_SHORT EXERCISE_
Set out every line bearing the string "hhmm".
==== DATA LISTING
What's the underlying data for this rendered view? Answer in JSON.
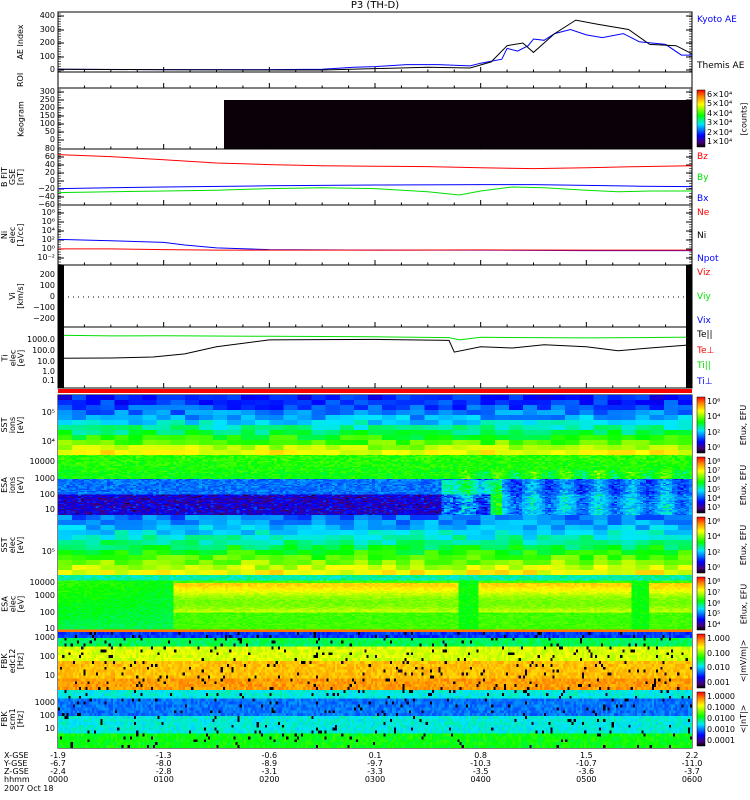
{
  "title": "P3 (TH-D)",
  "colors": {
    "red": "#ff0000",
    "green": "#00e000",
    "blue": "#0000ff",
    "black": "#000000"
  },
  "panels": {
    "ae": {
      "ylabel": [
        "AE Index"
      ],
      "ticks": [
        "400",
        "300",
        "200",
        "100",
        "0"
      ],
      "legend": [
        {
          "text": "Kyoto AE",
          "color": "#0000ff"
        },
        {
          "text": "Themis AE",
          "color": "#000000"
        }
      ]
    },
    "roi": {
      "ylabel": [
        "ROI"
      ]
    },
    "keo": {
      "ylabel": [
        "Keogram"
      ],
      "ticks": [
        "300",
        "250",
        "200",
        "150",
        "100",
        "50",
        "0"
      ],
      "cbar": [
        "6×10⁴",
        "5×10⁴",
        "4×10⁴",
        "3×10⁴",
        "2×10⁴",
        "1×10⁴"
      ],
      "cbar_unit": "[counts]"
    },
    "b": {
      "ylabel": [
        "B FIT",
        "GSE",
        "[nT]"
      ],
      "ticks": [
        "80",
        "60",
        "40",
        "20",
        "0",
        "−20",
        "−40",
        "−60"
      ],
      "legend": [
        {
          "text": "Bz",
          "color": "#ff0000"
        },
        {
          "text": "By",
          "color": "#00e000"
        },
        {
          "text": "Bx",
          "color": "#0000ff"
        }
      ]
    },
    "ni": {
      "ylabel": [
        "Ni",
        "elec",
        "[1/cc]"
      ],
      "ticks": [
        "10⁸",
        "10⁶",
        "10⁴",
        "10²",
        "10⁰",
        "10⁻²"
      ],
      "legend": [
        {
          "text": "Ne",
          "color": "#ff0000"
        },
        {
          "text": "Ni",
          "color": "#000000"
        },
        {
          "text": "Npot",
          "color": "#0000ff"
        }
      ]
    },
    "vi": {
      "ylabel": [
        "Vi",
        "[km/s]"
      ],
      "ticks": [
        "200",
        "100",
        "0",
        "−100",
        "−200"
      ],
      "legend": [
        {
          "text": "Viz",
          "color": "#ff0000"
        },
        {
          "text": "Viy",
          "color": "#00e000"
        },
        {
          "text": "Vix",
          "color": "#0000ff"
        }
      ]
    },
    "ti": {
      "ylabel": [
        "Ti",
        "elec",
        "[eV]"
      ],
      "ticks": [
        "1000.0",
        "100.0",
        "10.0",
        "1.0",
        "0.1"
      ],
      "legend": [
        {
          "text": "Te||",
          "color": "#000000"
        },
        {
          "text": "Te⊥",
          "color": "#ff0000"
        },
        {
          "text": "Ti||",
          "color": "#00e000"
        },
        {
          "text": "Ti⊥",
          "color": "#0000ff"
        }
      ]
    },
    "sst_i": {
      "ylabel": [
        "SST",
        "ions",
        "[eV]"
      ],
      "ticks": [
        "10⁵",
        "10⁴"
      ],
      "cbar": [
        "10⁶",
        "10⁴",
        "10²",
        "10⁰"
      ],
      "cbar_unit": "Eflux, EFU"
    },
    "esa_i": {
      "ylabel": [
        "ESA",
        "ions",
        "[eV]"
      ],
      "ticks": [
        "10000",
        "1000",
        "100",
        "10"
      ],
      "cbar": [
        "10⁸",
        "10⁷",
        "10⁶",
        "10⁵",
        "10⁴",
        "10³"
      ],
      "cbar_unit": "Eflux, EFU"
    },
    "sst_e": {
      "ylabel": [
        "SST",
        "elec",
        "[eV]"
      ],
      "ticks": [
        "10⁵"
      ],
      "cbar": [
        "10⁶",
        "10⁴",
        "10²",
        "10⁰"
      ],
      "cbar_unit": "Eflux, EFU"
    },
    "esa_e": {
      "ylabel": [
        "ESA",
        "elec",
        "[eV]"
      ],
      "ticks": [
        "10000",
        "1000",
        "100",
        "10"
      ],
      "cbar": [
        "10⁸",
        "10⁷",
        "10⁶",
        "10⁵",
        "10⁴"
      ],
      "cbar_unit": "Eflux, EFU"
    },
    "fbk1": {
      "ylabel": [
        "FBK",
        "edc12",
        "[Hz]"
      ],
      "ticks": [
        "1000",
        "100",
        "10"
      ],
      "cbar": [
        "1.000",
        "0.100",
        "0.010",
        "0.001"
      ],
      "cbar_unit": "<|mV/m|>"
    },
    "fbk2": {
      "ylabel": [
        "FBK",
        "scm1",
        "[Hz]"
      ],
      "ticks": [
        "1000",
        "100",
        "10"
      ],
      "cbar": [
        "1.0000",
        "0.1000",
        "0.0100",
        "0.0010",
        "0.0001"
      ],
      "cbar_unit": "<|nT|>"
    }
  },
  "xaxis": {
    "row_labels": [
      "X-GSE",
      "Y-GSE",
      "Z-GSE",
      "hhmm"
    ],
    "date": "2007 Oct 18",
    "columns": [
      [
        "-1.9",
        "-6.7",
        "-2.4",
        "0000"
      ],
      [
        "-1.3",
        "-8.0",
        "-2.8",
        "0100"
      ],
      [
        "-0.6",
        "-8.9",
        "-3.1",
        "0200"
      ],
      [
        "0.1",
        "-9.7",
        "-3.3",
        "0300"
      ],
      [
        "0.8",
        "-10.3",
        "-3.5",
        "0400"
      ],
      [
        "1.5",
        "-10.7",
        "-3.6",
        "0500"
      ],
      [
        "2.2",
        "-11.0",
        "-3.7",
        "0600"
      ]
    ]
  },
  "chart_data": {
    "type": "line",
    "title": "P3 (TH-D)",
    "xlabel": "hhmm (hours UT, 2007 Oct 18)",
    "xlim": [
      0,
      6
    ],
    "series": [
      {
        "panel": "ae",
        "name": "Kyoto AE",
        "color": "#0000ff",
        "ylim": [
          -15,
          430
        ],
        "x": [
          0,
          1,
          2,
          2.5,
          2.8,
          3.0,
          3.3,
          3.6,
          3.9,
          4.0,
          4.2,
          4.25,
          4.35,
          4.45,
          4.5,
          4.6,
          4.7,
          4.85,
          5.0,
          5.15,
          5.35,
          5.5,
          5.75,
          5.9,
          6.0
        ],
        "y": [
          5,
          3,
          3,
          5,
          20,
          25,
          40,
          40,
          30,
          50,
          80,
          160,
          140,
          180,
          230,
          220,
          270,
          300,
          260,
          240,
          270,
          210,
          190,
          110,
          110
        ]
      },
      {
        "panel": "ae",
        "name": "Themis AE",
        "color": "#000000",
        "ylim": [
          -15,
          430
        ],
        "x": [
          0,
          1,
          2,
          2.5,
          3.0,
          3.5,
          3.9,
          4.1,
          4.25,
          4.4,
          4.5,
          4.7,
          4.9,
          5.1,
          5.4,
          5.6,
          5.85,
          6.0
        ],
        "y": [
          5,
          2,
          0,
          0,
          10,
          20,
          15,
          60,
          180,
          200,
          130,
          270,
          370,
          340,
          300,
          190,
          180,
          120
        ]
      },
      {
        "panel": "b",
        "name": "Bz",
        "color": "#ff0000",
        "ylim": [
          -63,
          77
        ],
        "x": [
          0,
          0.5,
          1,
          1.5,
          2,
          2.5,
          3,
          3.5,
          4,
          4.5,
          5,
          5.5,
          6
        ],
        "y": [
          63,
          58,
          50,
          42,
          38,
          35,
          34,
          33,
          30,
          28,
          30,
          33,
          35
        ]
      },
      {
        "panel": "b",
        "name": "By",
        "color": "#00e000",
        "ylim": [
          -63,
          77
        ],
        "x": [
          0,
          0.5,
          1,
          1.5,
          2,
          2.5,
          3,
          3.5,
          3.8,
          4,
          4.3,
          4.6,
          5,
          5.3,
          5.6,
          6
        ],
        "y": [
          -32,
          -30,
          -28,
          -26,
          -22,
          -20,
          -22,
          -30,
          -38,
          -28,
          -18,
          -20,
          -26,
          -30,
          -28,
          -28
        ]
      },
      {
        "panel": "b",
        "name": "Bx",
        "color": "#0000ff",
        "ylim": [
          -63,
          77
        ],
        "x": [
          0,
          0.5,
          1,
          2,
          3,
          4,
          4.5,
          5,
          5.5,
          6
        ],
        "y": [
          -22,
          -20,
          -18,
          -15,
          -13,
          -12,
          -12,
          -14,
          -16,
          -17
        ]
      },
      {
        "panel": "ni",
        "name": "Npot",
        "color": "#0000ff",
        "ylim": [
          0.0025,
          160000000.0
        ],
        "log": true,
        "x": [
          0,
          0.5,
          1,
          1.2,
          1.5,
          2,
          3,
          4,
          5,
          6
        ],
        "y": [
          100,
          60,
          30,
          10,
          3,
          1.5,
          1.2,
          1.2,
          1,
          1
        ]
      },
      {
        "panel": "ni",
        "name": "Ne",
        "color": "#ff0000",
        "ylim": [
          0.0025,
          160000000.0
        ],
        "log": true,
        "x": [
          0,
          0.5,
          1,
          1.5,
          2,
          3,
          4,
          5,
          6
        ],
        "y": [
          2,
          2,
          1.5,
          1.2,
          1.2,
          1.2,
          1.3,
          1.2,
          1.2
        ]
      },
      {
        "panel": "ti",
        "name": "Ti||",
        "color": "#00e000",
        "ylim": [
          0.02,
          16000
        ],
        "log": true,
        "x": [
          0,
          0.5,
          1,
          2,
          3,
          3.7,
          3.8,
          4,
          4.5,
          5,
          5.5,
          6
        ],
        "y": [
          2500,
          2200,
          2300,
          2000,
          1800,
          1500,
          900,
          1600,
          1500,
          1400,
          1500,
          1700
        ]
      },
      {
        "panel": "ti",
        "name": "Te||",
        "color": "#000000",
        "ylim": [
          0.02,
          16000
        ],
        "log": true,
        "x": [
          0,
          0.5,
          0.9,
          1.2,
          1.5,
          1.8,
          2,
          3,
          3.7,
          3.75,
          4,
          4.3,
          4.6,
          5,
          5.3,
          5.6,
          6
        ],
        "y": [
          15,
          16,
          20,
          40,
          200,
          500,
          900,
          1000,
          800,
          60,
          200,
          150,
          300,
          200,
          80,
          150,
          300
        ]
      }
    ],
    "vi_zero_line": 0
  }
}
========
_RESULT OF THIS TASK_
      "hhmm"
    "xlabel": "hhmm (hours UT, 2007 Oct 18)",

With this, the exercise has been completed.